What to work on
Copy out all lines in the data below containing the string "name".

Recorded data
________________________________________

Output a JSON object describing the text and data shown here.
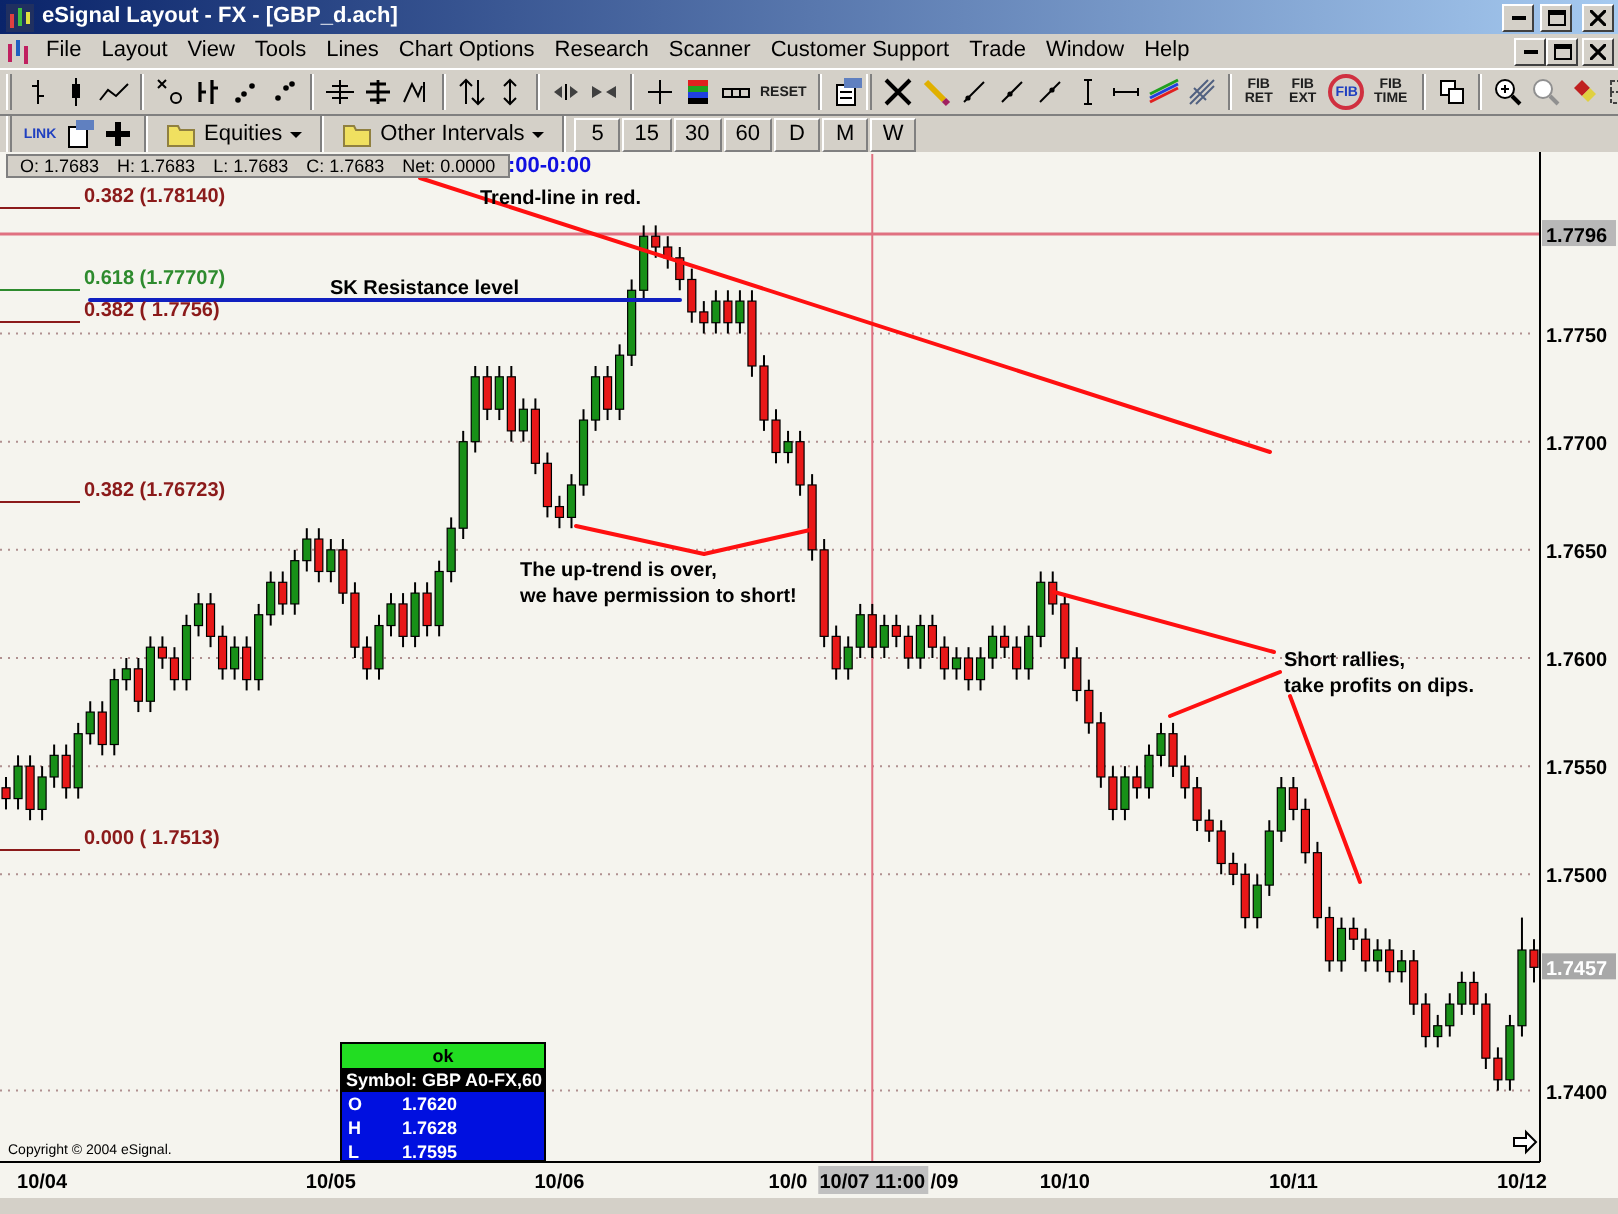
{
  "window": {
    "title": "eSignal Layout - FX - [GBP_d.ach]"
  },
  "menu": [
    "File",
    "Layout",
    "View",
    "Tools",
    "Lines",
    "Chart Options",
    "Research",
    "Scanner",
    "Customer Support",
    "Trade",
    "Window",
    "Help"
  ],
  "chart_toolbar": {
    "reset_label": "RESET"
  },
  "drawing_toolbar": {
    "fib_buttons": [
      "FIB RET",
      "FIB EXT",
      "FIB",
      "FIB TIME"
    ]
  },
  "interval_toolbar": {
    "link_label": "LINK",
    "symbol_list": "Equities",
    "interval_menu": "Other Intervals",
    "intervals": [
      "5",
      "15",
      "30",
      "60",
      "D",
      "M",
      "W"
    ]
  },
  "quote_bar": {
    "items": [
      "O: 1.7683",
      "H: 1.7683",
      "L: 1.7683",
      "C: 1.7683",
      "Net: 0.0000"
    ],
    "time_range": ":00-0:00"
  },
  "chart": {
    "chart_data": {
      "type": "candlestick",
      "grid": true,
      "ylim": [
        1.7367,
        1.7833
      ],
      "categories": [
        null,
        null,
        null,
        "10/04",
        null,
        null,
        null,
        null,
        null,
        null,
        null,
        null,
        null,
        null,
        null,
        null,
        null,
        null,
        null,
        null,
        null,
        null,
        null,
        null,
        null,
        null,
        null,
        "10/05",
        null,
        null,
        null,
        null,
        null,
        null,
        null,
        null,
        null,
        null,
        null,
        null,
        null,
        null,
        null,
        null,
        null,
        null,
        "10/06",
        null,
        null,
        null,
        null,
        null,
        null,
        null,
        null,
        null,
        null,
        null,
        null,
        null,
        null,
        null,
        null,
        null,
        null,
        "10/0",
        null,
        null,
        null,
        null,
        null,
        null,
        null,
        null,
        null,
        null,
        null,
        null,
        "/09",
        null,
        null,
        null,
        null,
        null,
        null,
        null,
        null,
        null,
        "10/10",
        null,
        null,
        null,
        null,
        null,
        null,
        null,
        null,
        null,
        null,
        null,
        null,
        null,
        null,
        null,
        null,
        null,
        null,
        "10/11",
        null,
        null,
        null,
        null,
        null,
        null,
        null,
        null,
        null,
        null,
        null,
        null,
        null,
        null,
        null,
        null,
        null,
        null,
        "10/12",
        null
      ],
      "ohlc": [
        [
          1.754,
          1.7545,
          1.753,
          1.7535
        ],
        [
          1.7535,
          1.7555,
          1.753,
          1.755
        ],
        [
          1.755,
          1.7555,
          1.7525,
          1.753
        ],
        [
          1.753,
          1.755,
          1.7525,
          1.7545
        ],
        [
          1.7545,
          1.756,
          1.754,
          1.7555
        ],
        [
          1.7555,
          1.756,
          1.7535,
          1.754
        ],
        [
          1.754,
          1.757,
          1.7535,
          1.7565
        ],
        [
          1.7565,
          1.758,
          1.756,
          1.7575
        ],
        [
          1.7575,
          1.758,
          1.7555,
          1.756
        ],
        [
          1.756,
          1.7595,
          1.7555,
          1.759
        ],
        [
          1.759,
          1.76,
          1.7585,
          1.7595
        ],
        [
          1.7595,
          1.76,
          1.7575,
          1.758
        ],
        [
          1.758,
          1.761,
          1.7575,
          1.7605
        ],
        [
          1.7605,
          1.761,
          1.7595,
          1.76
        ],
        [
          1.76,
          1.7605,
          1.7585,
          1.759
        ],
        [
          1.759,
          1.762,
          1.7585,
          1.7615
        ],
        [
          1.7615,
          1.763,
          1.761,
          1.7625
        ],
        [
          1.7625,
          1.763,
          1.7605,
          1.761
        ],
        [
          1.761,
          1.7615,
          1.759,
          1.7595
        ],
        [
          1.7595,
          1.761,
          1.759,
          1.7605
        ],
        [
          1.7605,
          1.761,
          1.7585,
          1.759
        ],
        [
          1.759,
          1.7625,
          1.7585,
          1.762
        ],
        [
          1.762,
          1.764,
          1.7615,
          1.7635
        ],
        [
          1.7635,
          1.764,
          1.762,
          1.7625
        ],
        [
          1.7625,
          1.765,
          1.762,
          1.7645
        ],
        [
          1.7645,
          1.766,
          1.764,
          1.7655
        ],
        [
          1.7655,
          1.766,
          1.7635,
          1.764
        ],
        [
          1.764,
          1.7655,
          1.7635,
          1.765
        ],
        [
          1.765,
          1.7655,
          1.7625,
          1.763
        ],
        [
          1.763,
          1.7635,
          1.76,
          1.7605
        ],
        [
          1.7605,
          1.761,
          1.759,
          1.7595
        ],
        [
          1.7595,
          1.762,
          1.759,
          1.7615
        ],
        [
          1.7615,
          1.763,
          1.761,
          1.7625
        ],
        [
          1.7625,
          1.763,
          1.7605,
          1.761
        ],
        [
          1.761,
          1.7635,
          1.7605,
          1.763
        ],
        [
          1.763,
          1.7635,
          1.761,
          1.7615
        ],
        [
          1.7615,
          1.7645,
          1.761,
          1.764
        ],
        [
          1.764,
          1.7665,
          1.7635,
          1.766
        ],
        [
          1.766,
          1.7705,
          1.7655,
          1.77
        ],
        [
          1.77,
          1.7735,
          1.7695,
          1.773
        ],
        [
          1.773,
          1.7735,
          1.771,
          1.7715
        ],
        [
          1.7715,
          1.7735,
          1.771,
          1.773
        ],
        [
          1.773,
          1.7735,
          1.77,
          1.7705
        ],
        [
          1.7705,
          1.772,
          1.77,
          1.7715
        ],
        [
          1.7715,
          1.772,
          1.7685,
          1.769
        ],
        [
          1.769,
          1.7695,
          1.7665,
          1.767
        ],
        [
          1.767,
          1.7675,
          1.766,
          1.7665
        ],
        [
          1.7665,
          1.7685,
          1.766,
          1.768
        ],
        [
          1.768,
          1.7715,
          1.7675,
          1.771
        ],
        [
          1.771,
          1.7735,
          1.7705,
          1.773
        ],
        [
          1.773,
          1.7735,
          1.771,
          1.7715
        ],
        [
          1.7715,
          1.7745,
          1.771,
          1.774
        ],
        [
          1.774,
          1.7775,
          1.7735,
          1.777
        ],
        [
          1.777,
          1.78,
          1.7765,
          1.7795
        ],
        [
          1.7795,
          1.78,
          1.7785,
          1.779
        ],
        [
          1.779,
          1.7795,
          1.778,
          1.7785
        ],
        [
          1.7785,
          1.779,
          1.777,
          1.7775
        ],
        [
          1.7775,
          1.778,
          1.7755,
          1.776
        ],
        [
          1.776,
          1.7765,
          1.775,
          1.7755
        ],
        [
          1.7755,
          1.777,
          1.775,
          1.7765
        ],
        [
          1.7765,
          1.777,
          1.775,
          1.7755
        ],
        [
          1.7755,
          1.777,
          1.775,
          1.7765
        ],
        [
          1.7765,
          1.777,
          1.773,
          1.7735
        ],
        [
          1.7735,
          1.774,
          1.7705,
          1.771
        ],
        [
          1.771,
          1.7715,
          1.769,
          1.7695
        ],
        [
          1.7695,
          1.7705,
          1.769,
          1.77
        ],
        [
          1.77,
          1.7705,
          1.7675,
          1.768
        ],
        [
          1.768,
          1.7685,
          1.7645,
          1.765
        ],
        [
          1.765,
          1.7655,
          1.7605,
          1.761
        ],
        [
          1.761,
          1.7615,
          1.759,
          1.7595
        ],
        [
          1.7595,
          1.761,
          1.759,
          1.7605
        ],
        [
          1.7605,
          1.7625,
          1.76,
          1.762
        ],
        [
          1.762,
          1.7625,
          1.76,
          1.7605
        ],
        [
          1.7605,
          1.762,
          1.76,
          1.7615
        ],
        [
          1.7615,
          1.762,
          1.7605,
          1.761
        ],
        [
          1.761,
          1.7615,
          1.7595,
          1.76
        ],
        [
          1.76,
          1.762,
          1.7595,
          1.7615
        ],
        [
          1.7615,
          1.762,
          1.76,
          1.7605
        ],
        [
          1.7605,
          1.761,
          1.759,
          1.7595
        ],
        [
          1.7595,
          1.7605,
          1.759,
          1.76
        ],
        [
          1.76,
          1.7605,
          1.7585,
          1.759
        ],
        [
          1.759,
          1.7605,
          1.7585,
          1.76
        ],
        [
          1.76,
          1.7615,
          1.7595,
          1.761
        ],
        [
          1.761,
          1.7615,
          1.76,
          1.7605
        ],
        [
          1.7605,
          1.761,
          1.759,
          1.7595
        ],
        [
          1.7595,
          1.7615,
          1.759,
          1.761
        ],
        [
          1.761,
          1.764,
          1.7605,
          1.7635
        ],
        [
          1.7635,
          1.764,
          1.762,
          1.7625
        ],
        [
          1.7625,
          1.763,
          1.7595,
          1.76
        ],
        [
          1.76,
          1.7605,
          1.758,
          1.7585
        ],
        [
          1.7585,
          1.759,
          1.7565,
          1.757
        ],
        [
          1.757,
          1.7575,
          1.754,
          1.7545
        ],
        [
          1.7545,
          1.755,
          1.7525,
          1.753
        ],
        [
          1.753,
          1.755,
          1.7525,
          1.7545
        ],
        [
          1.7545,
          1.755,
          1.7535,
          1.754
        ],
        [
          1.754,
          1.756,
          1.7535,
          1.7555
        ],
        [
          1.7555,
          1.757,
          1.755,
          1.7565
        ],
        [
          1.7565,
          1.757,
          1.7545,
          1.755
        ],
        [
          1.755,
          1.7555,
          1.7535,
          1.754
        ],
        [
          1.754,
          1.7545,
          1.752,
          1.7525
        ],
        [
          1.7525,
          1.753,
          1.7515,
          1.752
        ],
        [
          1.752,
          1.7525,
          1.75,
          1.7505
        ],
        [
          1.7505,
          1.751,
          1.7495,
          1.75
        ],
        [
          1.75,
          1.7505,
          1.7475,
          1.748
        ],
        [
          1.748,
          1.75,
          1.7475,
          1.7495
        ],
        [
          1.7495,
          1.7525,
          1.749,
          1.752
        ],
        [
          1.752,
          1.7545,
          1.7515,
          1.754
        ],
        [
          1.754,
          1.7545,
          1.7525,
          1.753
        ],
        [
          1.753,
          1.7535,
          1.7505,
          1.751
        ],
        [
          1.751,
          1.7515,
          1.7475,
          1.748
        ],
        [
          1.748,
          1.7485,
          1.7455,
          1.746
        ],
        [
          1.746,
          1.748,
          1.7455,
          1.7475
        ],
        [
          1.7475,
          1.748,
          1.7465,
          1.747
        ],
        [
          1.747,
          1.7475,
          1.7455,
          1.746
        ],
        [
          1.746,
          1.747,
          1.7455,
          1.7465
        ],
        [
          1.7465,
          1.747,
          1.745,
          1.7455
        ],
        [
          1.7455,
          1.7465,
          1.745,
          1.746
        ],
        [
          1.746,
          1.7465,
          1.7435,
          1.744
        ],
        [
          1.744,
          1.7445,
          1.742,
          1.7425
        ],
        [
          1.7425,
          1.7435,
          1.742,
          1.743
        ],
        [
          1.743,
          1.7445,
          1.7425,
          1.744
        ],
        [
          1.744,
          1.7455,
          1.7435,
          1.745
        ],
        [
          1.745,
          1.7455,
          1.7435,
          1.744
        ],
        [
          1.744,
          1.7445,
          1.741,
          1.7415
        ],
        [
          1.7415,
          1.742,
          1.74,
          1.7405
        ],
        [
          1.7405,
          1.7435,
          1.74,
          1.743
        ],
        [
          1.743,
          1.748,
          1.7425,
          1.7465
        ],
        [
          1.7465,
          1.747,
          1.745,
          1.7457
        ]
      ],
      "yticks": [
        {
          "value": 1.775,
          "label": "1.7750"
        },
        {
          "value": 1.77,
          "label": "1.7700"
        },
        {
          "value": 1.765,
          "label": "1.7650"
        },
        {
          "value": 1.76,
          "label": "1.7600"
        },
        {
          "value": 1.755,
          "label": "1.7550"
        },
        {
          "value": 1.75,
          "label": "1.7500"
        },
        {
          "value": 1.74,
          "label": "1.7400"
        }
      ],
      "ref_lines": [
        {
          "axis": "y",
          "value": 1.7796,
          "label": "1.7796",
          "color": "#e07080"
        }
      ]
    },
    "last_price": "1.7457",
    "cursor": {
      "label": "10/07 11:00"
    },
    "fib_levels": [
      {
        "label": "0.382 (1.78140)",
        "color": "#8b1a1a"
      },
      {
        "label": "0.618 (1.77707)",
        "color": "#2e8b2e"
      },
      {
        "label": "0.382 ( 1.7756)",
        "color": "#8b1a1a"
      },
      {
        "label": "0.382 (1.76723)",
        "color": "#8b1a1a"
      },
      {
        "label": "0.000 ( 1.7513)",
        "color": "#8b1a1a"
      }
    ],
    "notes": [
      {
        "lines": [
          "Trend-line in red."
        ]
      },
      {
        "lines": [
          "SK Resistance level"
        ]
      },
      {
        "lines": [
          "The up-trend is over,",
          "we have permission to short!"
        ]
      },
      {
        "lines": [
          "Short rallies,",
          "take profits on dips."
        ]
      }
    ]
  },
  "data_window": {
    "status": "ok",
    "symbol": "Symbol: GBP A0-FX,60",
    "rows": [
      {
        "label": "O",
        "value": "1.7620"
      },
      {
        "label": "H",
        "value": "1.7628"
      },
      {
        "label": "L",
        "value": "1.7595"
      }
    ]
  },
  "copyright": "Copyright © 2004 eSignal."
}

________________________________________

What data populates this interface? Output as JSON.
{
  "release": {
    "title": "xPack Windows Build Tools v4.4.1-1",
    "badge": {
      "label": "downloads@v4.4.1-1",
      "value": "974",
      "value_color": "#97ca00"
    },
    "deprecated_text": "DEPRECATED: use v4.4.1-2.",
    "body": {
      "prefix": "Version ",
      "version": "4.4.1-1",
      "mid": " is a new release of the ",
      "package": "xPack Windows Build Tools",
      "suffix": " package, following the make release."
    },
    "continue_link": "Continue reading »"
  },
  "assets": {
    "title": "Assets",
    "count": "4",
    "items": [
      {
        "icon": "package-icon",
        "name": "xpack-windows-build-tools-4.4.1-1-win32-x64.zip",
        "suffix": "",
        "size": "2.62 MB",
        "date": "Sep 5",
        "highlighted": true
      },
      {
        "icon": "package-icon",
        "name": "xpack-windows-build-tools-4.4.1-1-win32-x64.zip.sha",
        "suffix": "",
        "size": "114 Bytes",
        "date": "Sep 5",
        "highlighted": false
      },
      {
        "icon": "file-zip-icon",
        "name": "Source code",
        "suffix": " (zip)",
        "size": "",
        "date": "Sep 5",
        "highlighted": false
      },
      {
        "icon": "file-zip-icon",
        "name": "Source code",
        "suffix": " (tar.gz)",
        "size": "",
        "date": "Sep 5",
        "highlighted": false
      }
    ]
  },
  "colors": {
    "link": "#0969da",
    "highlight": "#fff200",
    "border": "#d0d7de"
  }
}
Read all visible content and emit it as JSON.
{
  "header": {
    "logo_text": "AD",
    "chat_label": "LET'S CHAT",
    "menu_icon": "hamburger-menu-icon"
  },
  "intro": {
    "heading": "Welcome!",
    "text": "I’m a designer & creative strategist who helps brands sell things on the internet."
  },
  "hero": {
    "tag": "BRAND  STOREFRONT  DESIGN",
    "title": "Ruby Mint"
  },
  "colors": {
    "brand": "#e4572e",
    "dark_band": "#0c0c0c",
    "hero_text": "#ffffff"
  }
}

________________________________________

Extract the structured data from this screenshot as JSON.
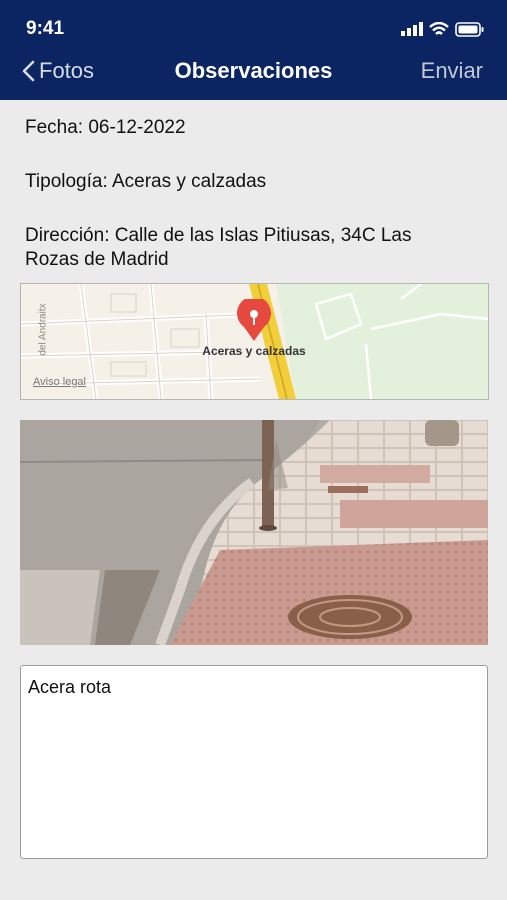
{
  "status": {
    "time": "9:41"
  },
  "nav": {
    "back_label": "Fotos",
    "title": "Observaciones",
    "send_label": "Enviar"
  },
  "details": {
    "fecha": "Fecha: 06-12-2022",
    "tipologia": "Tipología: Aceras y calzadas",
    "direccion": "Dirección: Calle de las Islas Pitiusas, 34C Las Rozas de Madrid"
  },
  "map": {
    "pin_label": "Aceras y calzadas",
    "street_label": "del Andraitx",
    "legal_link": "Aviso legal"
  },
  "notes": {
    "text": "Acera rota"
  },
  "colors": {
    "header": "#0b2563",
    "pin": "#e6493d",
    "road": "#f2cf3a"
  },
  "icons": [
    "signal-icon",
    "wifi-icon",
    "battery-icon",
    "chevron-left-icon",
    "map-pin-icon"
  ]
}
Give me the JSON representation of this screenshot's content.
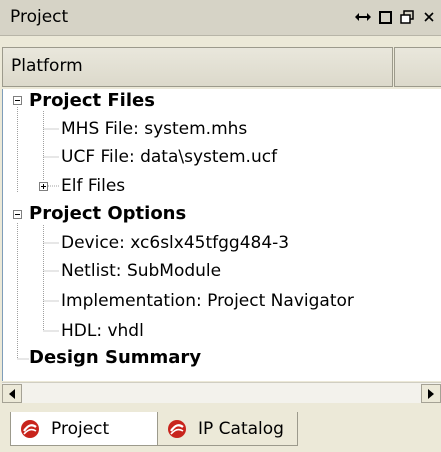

________________________________________

Task answer
        "name": "xpack-windows-build-tools-4.4.1-1-win32-x64.zip",
        "name": "xpack-windows-build-tools-4.4.1-1-win32-x64.zip.sha",
        "name": "Source code",
        "name": "Source code",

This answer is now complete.